***** Supplied information
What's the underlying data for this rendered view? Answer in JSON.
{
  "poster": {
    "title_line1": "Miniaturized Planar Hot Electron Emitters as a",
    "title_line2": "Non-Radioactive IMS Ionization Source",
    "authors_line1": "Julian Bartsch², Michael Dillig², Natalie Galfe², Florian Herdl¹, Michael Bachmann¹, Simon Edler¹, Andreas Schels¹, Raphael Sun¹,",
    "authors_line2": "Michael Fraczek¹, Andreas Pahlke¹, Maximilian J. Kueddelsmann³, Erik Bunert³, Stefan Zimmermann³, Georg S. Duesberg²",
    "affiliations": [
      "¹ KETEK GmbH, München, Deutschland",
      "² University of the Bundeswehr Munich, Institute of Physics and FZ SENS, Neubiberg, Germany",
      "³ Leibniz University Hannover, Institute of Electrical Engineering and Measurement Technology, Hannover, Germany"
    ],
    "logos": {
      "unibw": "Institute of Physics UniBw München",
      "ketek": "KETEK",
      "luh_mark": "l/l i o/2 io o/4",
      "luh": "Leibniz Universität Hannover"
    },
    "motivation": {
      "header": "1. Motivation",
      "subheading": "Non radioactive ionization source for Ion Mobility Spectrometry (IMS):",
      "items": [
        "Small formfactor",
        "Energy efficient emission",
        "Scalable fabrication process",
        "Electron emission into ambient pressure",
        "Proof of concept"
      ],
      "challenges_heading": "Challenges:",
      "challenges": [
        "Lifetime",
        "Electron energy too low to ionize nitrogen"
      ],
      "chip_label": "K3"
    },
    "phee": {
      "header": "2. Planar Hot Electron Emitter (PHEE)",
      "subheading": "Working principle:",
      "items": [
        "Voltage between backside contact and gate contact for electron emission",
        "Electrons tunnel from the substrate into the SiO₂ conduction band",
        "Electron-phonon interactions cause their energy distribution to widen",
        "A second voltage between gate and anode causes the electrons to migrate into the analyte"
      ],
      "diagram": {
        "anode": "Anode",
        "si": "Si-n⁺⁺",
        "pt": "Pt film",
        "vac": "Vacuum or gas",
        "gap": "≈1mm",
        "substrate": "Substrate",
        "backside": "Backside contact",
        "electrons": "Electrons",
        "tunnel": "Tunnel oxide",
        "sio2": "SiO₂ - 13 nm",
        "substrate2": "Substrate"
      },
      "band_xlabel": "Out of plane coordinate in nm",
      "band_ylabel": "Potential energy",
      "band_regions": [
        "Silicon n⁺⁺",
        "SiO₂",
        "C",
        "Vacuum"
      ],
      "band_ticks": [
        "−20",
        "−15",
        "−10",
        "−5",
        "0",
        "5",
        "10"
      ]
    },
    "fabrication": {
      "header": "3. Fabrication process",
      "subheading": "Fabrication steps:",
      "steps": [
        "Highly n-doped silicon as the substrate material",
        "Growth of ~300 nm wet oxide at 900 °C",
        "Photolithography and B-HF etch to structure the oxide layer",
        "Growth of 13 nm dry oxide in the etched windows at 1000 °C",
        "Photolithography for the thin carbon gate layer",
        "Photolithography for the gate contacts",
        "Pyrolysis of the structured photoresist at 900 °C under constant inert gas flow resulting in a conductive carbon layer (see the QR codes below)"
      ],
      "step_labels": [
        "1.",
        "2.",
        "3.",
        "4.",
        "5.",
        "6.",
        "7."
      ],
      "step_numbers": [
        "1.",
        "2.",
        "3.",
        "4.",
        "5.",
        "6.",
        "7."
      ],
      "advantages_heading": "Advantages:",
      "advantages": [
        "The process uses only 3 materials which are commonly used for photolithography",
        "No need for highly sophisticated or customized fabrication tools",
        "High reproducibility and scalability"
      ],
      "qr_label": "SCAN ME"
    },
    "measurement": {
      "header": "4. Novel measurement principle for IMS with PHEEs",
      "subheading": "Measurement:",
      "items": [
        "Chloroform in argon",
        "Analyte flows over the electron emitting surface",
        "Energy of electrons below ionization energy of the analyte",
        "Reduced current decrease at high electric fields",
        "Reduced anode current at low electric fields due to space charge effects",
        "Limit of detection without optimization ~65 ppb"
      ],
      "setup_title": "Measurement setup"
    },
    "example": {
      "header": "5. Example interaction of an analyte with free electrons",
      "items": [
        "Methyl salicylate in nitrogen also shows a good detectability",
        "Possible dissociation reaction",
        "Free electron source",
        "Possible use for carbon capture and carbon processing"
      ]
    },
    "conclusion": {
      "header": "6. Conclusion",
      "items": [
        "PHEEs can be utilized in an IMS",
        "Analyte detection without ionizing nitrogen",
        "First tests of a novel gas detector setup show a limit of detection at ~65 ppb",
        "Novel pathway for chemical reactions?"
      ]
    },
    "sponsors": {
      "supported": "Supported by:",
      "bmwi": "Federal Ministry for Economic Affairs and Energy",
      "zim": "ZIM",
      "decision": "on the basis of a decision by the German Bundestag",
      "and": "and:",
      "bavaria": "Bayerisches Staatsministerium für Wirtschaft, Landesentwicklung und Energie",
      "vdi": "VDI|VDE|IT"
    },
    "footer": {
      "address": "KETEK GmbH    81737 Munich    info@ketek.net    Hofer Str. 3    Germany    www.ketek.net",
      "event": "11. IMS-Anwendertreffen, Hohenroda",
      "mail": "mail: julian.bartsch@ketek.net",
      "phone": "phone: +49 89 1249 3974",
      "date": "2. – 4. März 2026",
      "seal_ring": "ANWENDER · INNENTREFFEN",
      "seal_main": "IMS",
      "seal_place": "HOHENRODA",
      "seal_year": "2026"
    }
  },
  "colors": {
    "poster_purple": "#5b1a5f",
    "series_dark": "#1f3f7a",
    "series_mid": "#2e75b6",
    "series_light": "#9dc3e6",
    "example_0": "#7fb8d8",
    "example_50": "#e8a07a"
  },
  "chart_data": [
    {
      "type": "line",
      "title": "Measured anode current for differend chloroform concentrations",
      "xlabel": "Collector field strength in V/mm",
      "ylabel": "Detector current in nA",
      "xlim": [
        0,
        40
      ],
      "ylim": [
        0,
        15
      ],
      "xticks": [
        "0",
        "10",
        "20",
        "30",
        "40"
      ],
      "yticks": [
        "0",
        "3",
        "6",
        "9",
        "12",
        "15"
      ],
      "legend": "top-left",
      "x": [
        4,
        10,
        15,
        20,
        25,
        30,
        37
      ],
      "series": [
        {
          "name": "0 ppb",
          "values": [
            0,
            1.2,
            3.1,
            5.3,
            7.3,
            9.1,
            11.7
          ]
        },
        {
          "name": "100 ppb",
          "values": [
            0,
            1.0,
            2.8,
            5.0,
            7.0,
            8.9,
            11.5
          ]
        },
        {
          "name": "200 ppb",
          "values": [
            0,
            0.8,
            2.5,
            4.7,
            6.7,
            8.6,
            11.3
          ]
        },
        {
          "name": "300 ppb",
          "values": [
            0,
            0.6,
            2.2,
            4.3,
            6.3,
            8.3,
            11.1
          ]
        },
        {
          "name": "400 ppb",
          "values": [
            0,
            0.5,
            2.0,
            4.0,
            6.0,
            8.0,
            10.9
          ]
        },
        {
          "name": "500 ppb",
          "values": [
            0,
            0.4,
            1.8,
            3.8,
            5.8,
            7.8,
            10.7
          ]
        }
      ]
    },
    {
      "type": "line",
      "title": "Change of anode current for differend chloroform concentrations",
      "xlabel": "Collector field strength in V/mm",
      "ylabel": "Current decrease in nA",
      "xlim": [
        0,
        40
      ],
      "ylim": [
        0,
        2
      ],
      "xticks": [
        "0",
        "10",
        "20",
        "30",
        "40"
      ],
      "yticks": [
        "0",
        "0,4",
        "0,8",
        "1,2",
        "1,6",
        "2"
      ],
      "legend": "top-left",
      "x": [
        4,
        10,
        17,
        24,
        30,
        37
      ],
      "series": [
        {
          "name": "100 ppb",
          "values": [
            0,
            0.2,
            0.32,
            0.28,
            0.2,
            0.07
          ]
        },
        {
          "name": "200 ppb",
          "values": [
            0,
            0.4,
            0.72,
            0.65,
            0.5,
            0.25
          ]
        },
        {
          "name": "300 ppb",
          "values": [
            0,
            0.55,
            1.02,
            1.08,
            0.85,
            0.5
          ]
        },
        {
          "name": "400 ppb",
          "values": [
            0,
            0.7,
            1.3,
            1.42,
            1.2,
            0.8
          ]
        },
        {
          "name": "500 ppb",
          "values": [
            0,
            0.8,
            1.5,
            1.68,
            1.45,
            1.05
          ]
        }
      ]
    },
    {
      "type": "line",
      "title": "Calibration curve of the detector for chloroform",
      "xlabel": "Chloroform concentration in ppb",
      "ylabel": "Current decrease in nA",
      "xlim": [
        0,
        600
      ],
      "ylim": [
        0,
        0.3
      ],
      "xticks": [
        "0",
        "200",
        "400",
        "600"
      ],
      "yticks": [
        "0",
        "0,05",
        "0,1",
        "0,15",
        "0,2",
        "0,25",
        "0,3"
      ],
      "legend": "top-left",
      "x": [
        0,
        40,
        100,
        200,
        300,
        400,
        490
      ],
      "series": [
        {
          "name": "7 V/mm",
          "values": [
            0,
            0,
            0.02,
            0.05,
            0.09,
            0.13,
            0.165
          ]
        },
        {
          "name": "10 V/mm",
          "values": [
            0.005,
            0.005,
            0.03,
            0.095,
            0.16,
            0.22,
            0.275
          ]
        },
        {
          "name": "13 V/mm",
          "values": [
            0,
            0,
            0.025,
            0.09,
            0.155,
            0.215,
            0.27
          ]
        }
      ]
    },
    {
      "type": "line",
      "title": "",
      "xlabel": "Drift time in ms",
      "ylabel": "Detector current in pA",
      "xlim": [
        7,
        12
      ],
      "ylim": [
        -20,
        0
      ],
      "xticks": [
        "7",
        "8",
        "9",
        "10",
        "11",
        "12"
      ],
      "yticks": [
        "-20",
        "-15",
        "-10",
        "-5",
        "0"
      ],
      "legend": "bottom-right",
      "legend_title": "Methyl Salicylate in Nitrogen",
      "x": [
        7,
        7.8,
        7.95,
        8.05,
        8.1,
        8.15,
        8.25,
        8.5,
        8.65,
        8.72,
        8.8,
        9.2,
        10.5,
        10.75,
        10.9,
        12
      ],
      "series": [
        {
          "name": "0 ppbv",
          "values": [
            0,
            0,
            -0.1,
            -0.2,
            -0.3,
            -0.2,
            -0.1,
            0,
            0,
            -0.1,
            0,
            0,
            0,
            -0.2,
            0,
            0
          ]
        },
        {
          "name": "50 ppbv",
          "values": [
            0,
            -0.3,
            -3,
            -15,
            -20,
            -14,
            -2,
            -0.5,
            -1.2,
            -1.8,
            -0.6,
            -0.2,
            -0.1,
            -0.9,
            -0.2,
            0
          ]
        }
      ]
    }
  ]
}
**********
> Instructions to follow:
Go through the records and show every line with the string "Michael" in it.

> Result:
    "authors_line1": "Julian Bartsch², Michael Dillig², Natalie Galfe², Florian Herdl¹, Michael Bachmann¹, Simon Edler¹, Andreas Schels¹, Raphael Sun¹,",
    "authors_line2": "Michael Fraczek¹, Andreas Pahlke¹, Maximilian J. Kueddelsmann³, Erik Bunert³, Stefan Zimmermann³, Georg S. Duesberg²",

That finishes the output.